● Problem to solve: Render the part that opens with the line containing "Text: 22: 22 bbox=[644, 940, 662, 954]" and closes with the line containing "Text: 7: 7 bbox=[484, 399, 493, 412]" as a Markdown table with columns Row and Line, one numbered row per line, leaving out blank lines.

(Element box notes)
########

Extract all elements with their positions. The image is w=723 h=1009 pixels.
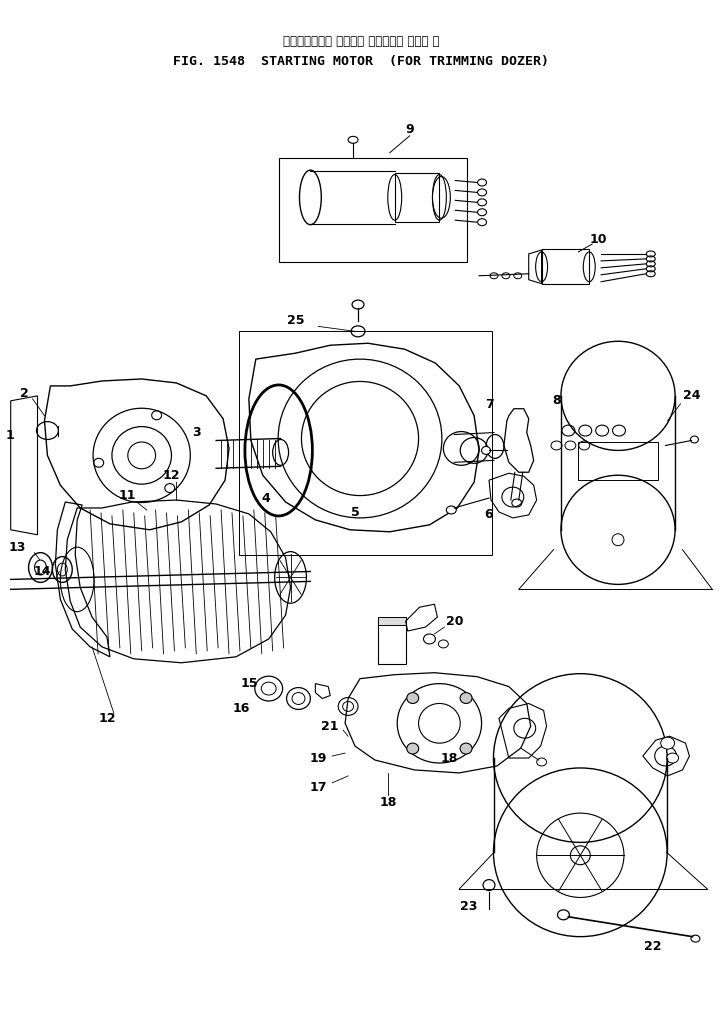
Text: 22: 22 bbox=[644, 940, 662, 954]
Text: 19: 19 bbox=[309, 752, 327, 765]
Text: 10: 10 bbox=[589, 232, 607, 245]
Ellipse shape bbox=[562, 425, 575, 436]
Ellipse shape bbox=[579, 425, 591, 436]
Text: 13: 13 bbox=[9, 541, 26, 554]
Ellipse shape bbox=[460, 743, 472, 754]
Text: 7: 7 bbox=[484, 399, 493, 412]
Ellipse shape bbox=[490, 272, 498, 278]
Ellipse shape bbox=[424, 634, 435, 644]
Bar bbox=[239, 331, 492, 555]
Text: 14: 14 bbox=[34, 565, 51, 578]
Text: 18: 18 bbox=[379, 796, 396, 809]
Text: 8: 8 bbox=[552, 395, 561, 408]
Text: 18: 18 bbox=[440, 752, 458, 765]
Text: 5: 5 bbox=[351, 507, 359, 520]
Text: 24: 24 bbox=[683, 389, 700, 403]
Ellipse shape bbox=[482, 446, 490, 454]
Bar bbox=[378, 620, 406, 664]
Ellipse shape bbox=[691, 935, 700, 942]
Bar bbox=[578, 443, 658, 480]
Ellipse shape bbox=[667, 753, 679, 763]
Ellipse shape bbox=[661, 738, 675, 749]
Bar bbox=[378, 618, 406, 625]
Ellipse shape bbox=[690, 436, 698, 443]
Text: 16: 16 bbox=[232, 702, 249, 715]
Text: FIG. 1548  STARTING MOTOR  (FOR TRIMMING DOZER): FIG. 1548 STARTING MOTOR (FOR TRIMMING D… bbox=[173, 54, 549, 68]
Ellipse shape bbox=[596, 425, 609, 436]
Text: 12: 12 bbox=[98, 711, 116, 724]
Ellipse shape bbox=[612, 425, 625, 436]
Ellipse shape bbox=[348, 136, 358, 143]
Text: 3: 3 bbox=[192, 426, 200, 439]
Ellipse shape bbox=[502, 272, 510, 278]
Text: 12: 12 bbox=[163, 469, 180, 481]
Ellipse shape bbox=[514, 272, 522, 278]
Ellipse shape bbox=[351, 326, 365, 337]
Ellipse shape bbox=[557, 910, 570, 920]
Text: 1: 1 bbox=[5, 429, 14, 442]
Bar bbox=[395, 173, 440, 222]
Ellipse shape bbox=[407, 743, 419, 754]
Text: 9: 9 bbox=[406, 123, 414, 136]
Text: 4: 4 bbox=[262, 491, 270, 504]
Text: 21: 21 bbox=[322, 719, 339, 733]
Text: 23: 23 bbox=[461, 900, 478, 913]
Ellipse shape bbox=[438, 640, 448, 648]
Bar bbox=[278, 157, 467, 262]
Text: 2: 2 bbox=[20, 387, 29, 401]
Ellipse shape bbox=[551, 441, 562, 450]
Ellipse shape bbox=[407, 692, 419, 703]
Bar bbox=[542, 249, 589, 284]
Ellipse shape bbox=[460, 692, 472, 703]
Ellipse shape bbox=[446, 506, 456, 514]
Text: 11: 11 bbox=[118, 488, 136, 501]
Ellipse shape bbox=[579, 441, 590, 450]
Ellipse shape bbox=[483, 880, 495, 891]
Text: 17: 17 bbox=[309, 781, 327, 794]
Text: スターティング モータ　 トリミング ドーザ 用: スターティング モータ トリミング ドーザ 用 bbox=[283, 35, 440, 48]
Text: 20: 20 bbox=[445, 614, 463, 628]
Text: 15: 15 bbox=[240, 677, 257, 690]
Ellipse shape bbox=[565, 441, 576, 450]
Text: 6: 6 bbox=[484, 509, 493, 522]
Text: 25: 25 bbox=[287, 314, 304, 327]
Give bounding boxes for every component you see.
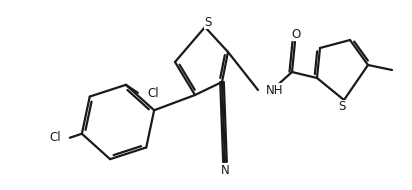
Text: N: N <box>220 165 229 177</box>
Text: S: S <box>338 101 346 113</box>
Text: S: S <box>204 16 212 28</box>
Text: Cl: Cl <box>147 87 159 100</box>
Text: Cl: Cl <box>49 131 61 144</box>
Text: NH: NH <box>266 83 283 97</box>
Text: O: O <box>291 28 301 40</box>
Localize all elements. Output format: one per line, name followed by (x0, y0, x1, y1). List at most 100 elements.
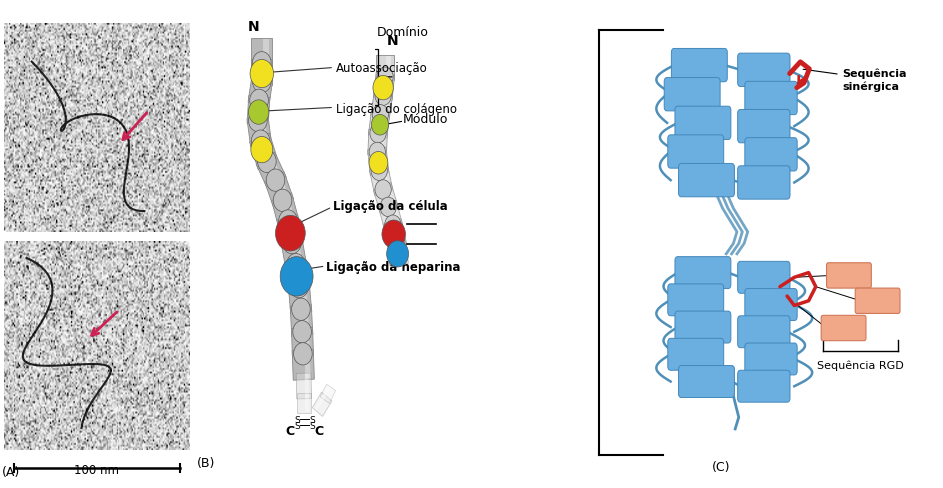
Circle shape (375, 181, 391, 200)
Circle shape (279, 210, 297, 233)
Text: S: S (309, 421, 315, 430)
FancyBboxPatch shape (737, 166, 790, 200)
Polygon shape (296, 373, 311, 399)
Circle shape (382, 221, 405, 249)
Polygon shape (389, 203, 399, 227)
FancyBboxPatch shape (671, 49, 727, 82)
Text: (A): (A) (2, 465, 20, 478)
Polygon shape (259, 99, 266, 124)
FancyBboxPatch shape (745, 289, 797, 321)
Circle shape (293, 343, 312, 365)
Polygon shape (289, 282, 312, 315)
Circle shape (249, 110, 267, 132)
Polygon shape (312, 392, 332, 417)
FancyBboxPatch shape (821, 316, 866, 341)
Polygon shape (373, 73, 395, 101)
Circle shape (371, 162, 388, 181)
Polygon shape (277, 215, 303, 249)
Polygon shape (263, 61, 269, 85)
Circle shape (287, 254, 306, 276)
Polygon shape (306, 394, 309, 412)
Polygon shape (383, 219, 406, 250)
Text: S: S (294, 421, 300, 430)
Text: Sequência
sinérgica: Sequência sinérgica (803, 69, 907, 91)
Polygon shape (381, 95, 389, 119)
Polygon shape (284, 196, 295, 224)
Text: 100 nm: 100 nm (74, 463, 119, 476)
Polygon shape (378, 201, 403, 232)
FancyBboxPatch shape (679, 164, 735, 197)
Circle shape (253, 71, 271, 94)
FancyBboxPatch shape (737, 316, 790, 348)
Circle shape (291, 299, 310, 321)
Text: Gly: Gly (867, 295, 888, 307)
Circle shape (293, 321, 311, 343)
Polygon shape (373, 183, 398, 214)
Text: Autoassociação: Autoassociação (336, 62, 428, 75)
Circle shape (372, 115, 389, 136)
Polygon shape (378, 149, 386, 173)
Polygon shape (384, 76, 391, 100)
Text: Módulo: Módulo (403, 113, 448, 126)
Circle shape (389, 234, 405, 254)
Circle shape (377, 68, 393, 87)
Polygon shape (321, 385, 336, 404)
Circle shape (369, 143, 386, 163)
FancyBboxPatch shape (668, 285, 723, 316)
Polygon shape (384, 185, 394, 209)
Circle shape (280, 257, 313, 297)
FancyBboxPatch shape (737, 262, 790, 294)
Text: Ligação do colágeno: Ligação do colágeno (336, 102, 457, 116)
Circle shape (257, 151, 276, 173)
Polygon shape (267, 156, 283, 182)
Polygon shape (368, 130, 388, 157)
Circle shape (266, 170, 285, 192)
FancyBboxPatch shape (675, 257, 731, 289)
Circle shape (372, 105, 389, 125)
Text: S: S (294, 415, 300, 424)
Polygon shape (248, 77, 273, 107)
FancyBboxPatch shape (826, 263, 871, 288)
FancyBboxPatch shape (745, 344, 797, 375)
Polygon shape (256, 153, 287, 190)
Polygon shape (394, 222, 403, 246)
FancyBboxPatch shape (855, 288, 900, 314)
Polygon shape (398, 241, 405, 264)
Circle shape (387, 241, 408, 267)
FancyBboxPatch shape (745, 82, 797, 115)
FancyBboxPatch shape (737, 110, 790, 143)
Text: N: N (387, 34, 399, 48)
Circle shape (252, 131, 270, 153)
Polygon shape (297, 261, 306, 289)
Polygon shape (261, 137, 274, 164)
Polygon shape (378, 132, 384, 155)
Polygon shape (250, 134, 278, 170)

########

● Task answer:
| Row | Line |
|---|---|
| 1 | Text: 22: 22 bbox=[644, 940, 662, 954] |
| 2 | Text: 19: 19 bbox=[309, 752, 327, 765] |
| 3 | Text: 10: 10 bbox=[589, 232, 607, 245] |
| 4 | Ellipse shape bbox=[562, 425, 575, 436] |
| 5 | Ellipse shape bbox=[579, 425, 591, 436] |
| 6 | Text: 13: 13 bbox=[9, 541, 26, 554] |
| 7 | Ellipse shape bbox=[460, 743, 472, 754] |
| 8 | Text: 7: 7 bbox=[484, 399, 493, 412] |